**Set task**
Word for word, repeat the entries, minus the pictures.

**Record list**
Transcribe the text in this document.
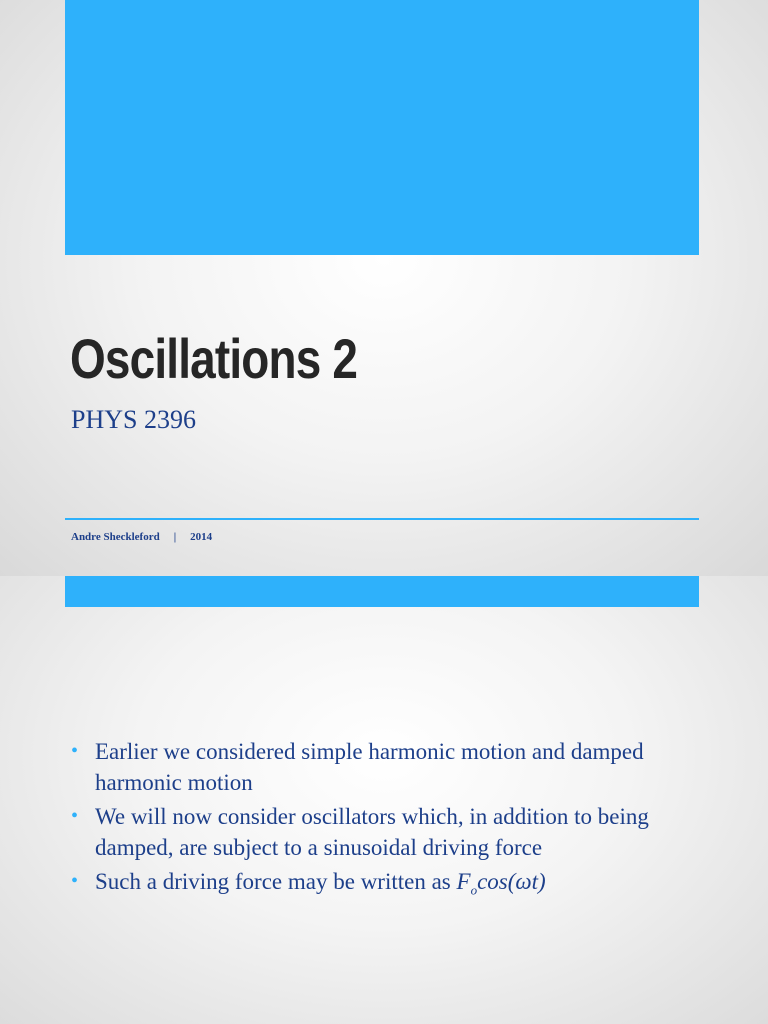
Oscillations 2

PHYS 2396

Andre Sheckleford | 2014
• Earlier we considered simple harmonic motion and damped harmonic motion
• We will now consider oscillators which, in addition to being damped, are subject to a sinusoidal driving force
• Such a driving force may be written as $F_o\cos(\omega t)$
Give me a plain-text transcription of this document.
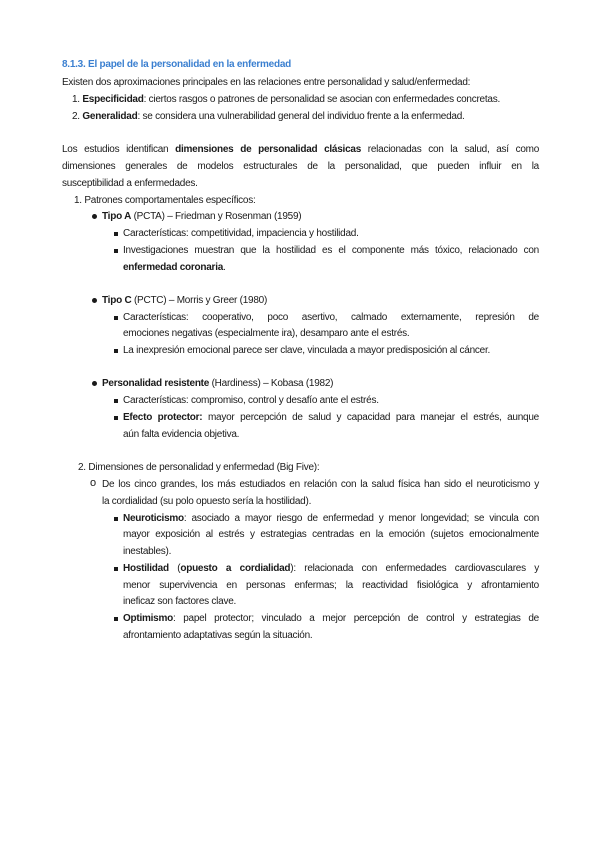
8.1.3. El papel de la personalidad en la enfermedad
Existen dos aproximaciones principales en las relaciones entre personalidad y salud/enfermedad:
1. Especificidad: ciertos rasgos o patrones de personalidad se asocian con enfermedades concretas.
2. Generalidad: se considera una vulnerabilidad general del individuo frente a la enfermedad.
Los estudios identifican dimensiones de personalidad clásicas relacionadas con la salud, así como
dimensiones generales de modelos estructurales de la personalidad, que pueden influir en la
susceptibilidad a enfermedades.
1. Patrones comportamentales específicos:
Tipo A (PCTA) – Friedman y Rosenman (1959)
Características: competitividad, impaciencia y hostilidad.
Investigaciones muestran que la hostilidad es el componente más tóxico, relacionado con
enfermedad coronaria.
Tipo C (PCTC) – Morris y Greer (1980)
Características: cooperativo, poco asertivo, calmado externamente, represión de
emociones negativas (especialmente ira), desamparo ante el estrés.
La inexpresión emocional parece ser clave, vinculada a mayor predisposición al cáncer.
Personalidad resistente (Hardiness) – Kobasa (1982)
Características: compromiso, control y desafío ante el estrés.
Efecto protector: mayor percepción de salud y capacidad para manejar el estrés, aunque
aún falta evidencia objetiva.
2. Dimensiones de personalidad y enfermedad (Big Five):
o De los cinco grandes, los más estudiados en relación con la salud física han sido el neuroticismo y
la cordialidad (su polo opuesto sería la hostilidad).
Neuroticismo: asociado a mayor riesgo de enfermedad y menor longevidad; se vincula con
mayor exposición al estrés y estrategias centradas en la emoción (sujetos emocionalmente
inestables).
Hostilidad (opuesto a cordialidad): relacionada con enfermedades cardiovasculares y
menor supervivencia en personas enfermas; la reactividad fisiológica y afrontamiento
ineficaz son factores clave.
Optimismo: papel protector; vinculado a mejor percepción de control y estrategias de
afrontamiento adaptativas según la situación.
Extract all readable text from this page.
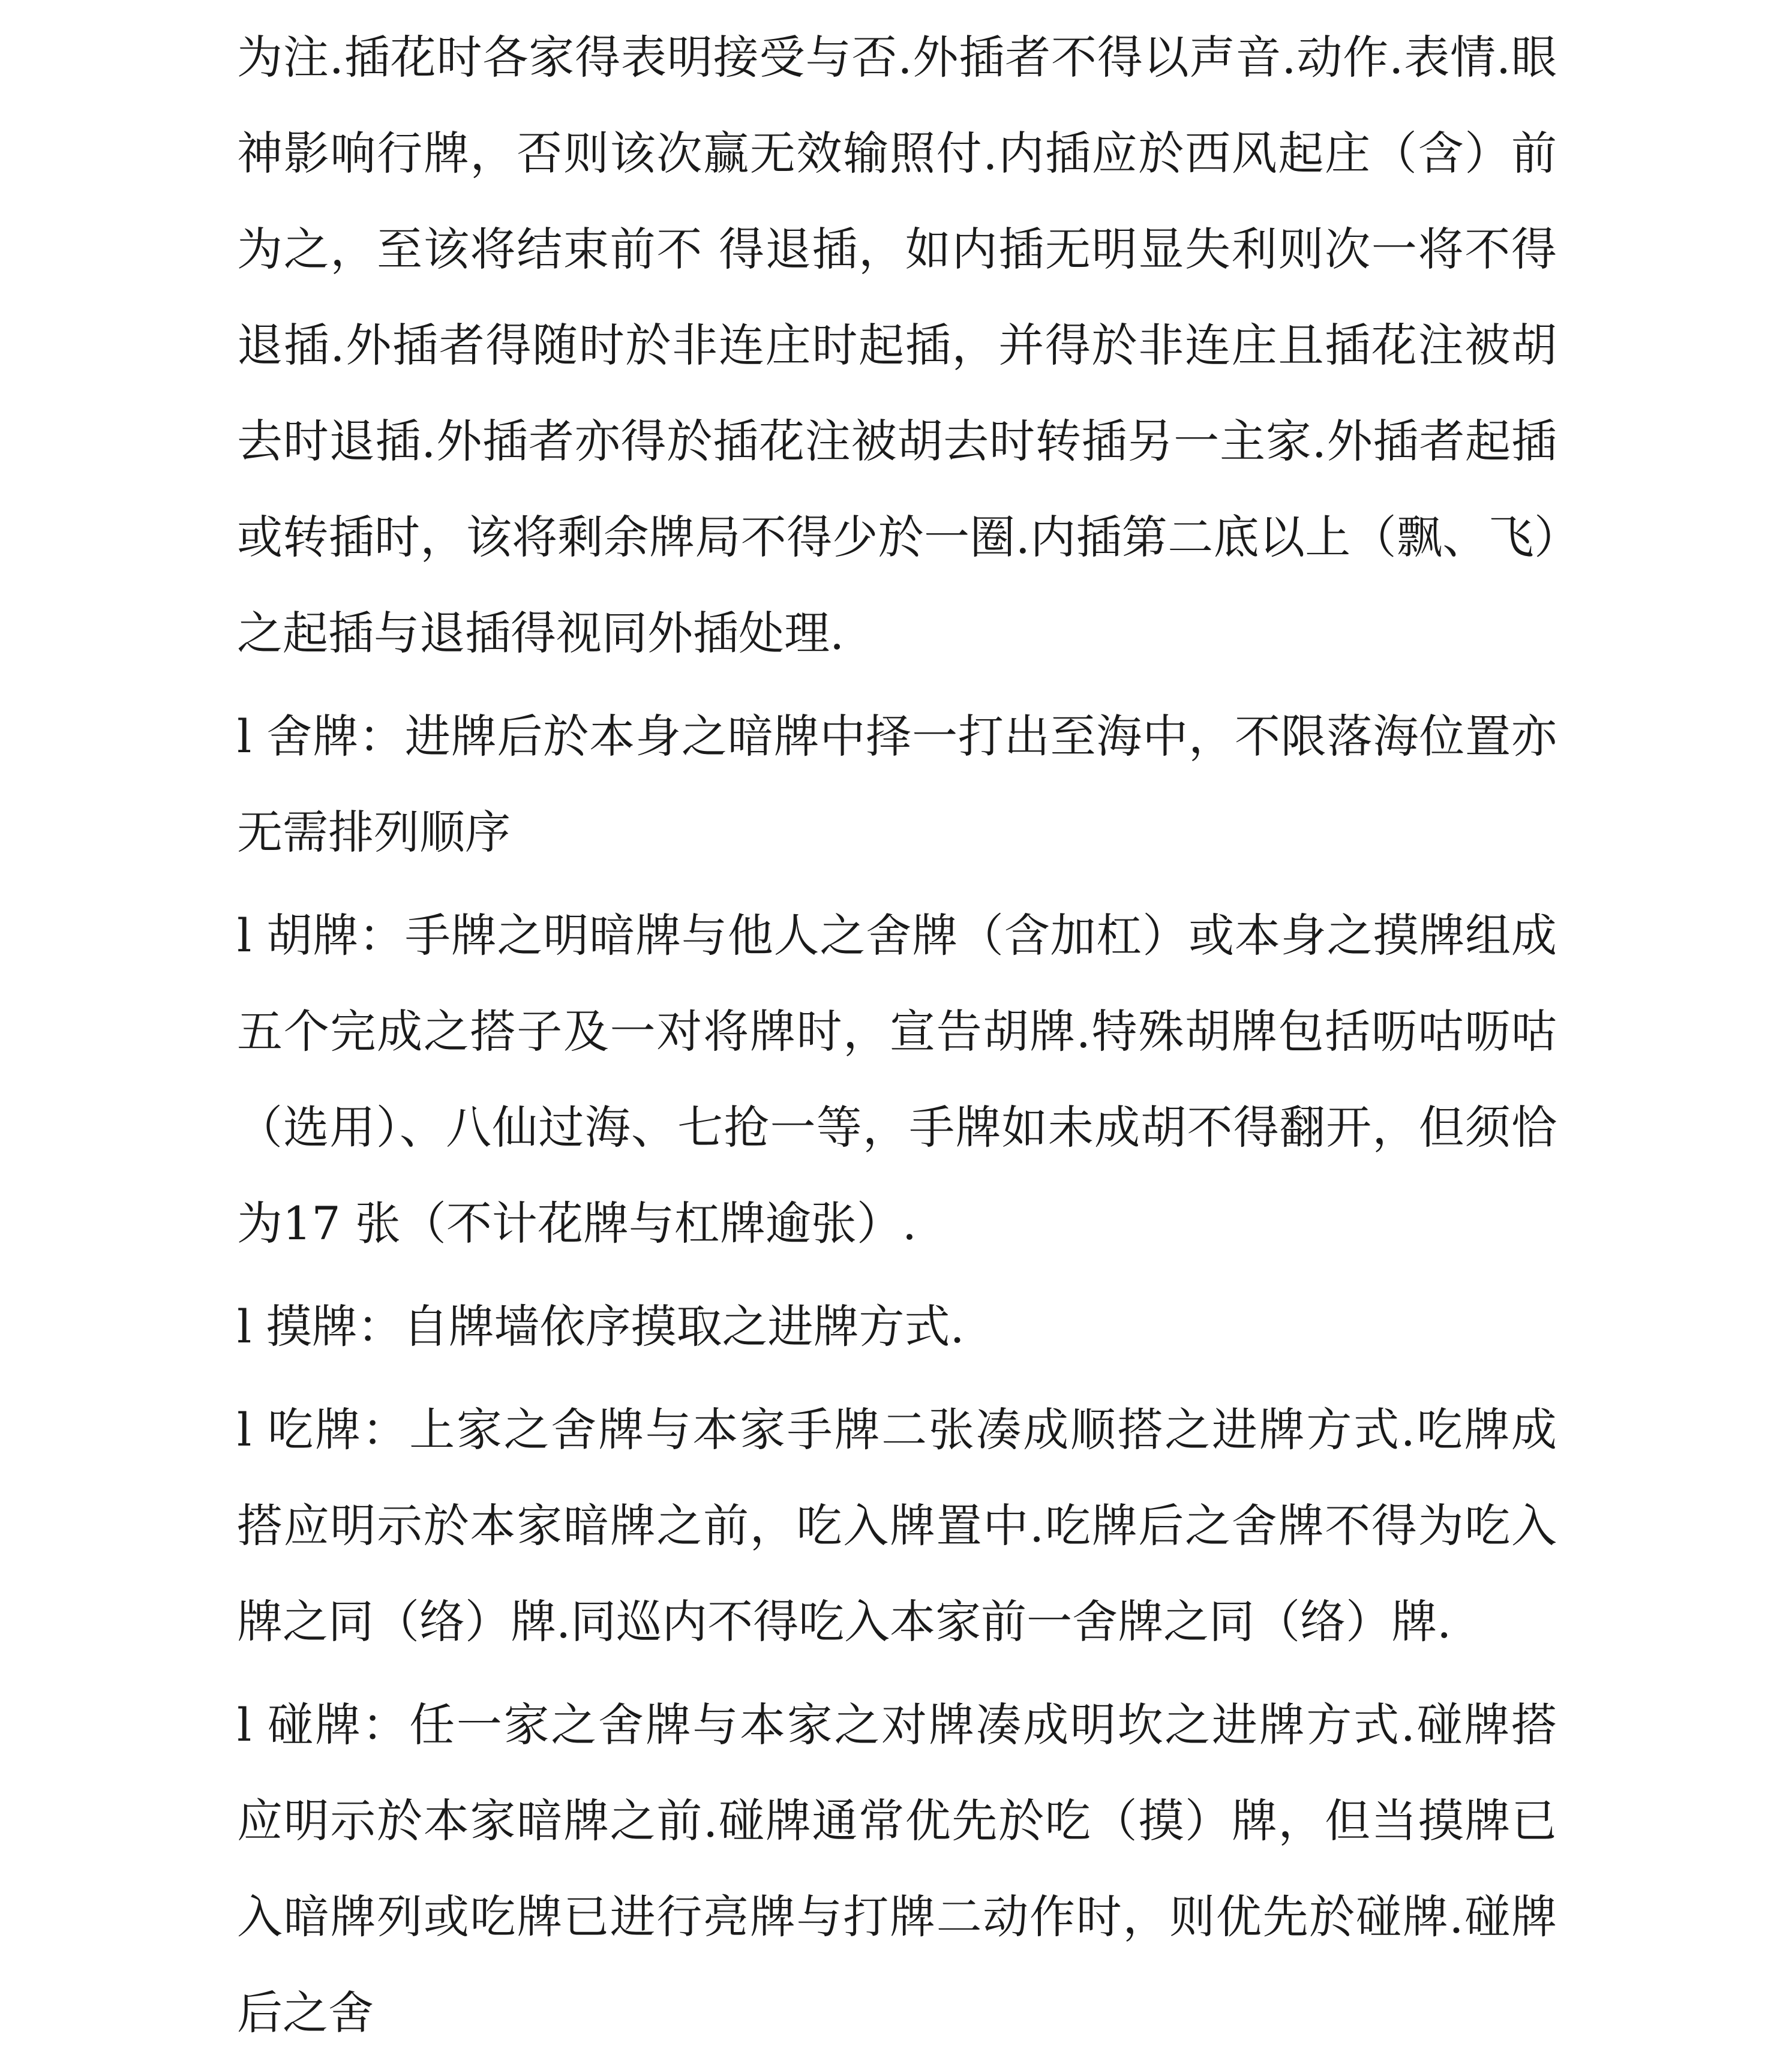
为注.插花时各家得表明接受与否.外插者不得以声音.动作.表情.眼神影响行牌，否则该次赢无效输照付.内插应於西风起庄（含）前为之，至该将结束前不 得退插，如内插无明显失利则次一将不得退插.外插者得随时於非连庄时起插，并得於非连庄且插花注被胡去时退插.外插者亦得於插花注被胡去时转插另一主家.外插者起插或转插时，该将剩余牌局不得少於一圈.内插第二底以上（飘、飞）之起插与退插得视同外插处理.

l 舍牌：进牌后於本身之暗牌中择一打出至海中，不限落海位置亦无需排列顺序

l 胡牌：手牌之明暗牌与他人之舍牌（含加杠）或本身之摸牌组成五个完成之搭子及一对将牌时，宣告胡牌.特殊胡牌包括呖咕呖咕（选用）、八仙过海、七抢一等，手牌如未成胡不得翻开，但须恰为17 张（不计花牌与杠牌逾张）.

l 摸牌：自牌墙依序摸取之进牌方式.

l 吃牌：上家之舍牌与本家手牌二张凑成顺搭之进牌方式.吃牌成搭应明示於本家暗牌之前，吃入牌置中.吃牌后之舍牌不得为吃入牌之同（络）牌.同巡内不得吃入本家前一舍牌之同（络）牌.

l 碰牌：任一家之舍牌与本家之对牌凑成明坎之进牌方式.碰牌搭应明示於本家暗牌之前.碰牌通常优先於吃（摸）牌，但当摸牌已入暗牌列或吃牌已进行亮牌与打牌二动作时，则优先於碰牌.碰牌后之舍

**Solution for this task**
Transcribe the text in this document.
Oscillations 2

PHYS 2396

Andre Sheckleford | 2014
• Earlier we considered simple harmonic motion and damped harmonic motion
• We will now consider oscillators which, in addition to being damped, are subject to a sinusoidal driving force
• Such a driving force may be written as $F_o\cos(\omega t)$
Give me a plain-text transcription of this document.
8.1.3. El papel de la personalidad en la enfermedad
Existen dos aproximaciones principales en las relaciones entre personalidad y salud/enfermedad:
1. Especificidad: ciertos rasgos o patrones de personalidad se asocian con enfermedades concretas.
2. Generalidad: se considera una vulnerabilidad general del individuo frente a la enfermedad.
Los estudios identifican dimensiones de personalidad clásicas relacionadas con la salud, así como
dimensiones generales de modelos estructurales de la personalidad, que pueden influir en la
susceptibilidad a enfermedades.
1. Patrones comportamentales específicos:
Tipo A (PCTA) – Friedman y Rosenman (1959)
Características: competitividad, impaciencia y hostilidad.
Investigaciones muestran que la hostilidad es el componente más tóxico, relacionado con
enfermedad coronaria.
Tipo C (PCTC) – Morris y Greer (1980)
Características: cooperativo, poco asertivo, calmado externamente, represión de
emociones negativas (especialmente ira), desamparo ante el estrés.
La inexpresión emocional parece ser clave, vinculada a mayor predisposición al cáncer.
Personalidad resistente (Hardiness) – Kobasa (1982)
Características: compromiso, control y desafío ante el estrés.
Efecto protector: mayor percepción de salud y capacidad para manejar el estrés, aunque
aún falta evidencia objetiva.
2. Dimensiones de personalidad y enfermedad (Big Five):
o De los cinco grandes, los más estudiados en relación con la salud física han sido el neuroticismo y
la cordialidad (su polo opuesto sería la hostilidad).
Neuroticismo: asociado a mayor riesgo de enfermedad y menor longevidad; se vincula con
mayor exposición al estrés y estrategias centradas en la emoción (sujetos emocionalmente
inestables).
Hostilidad (opuesto a cordialidad): relacionada con enfermedades cardiovasculares y
menor supervivencia en personas enfermas; la reactividad fisiológica y afrontamiento
ineficaz son factores clave.
Optimismo: papel protector; vinculado a mejor percepción de control y estrategias de
afrontamiento adaptativas según la situación.
Extract all readable text from this page.
为注.插花时各家得表明接受与否.外插者不得以声音.动作.表情.眼神影响行牌，否则该次赢无效输照付.内插应於西风起庄（含）前为之，至该将结束前不 得退插，如内插无明显失利则次一将不得退插.外插者得随时於非连庄时起插，并得於非连庄且插花注被胡去时退插.外插者亦得於插花注被胡去时转插另一主家.外插者起插或转插时，该将剩余牌局不得少於一圈.内插第二底以上（飘、飞）之起插与退插得视同外插处理.

l 舍牌：进牌后於本身之暗牌中择一打出至海中，不限落海位置亦无需排列顺序

l 胡牌：手牌之明暗牌与他人之舍牌（含加杠）或本身之摸牌组成五个完成之搭子及一对将牌时，宣告胡牌.特殊胡牌包括呖咕呖咕（选用）、八仙过海、七抢一等，手牌如未成胡不得翻开，但须恰为17 张（不计花牌与杠牌逾张）.

l 摸牌：自牌墙依序摸取之进牌方式.

l 吃牌：上家之舍牌与本家手牌二张凑成顺搭之进牌方式.吃牌成搭应明示於本家暗牌之前，吃入牌置中.吃牌后之舍牌不得为吃入牌之同（络）牌.同巡内不得吃入本家前一舍牌之同（络）牌.

l 碰牌：任一家之舍牌与本家之对牌凑成明坎之进牌方式.碰牌搭应明示於本家暗牌之前.碰牌通常优先於吃（摸）牌，但当摸牌已入暗牌列或吃牌已进行亮牌与打牌二动作时，则优先於碰牌.碰牌后之舍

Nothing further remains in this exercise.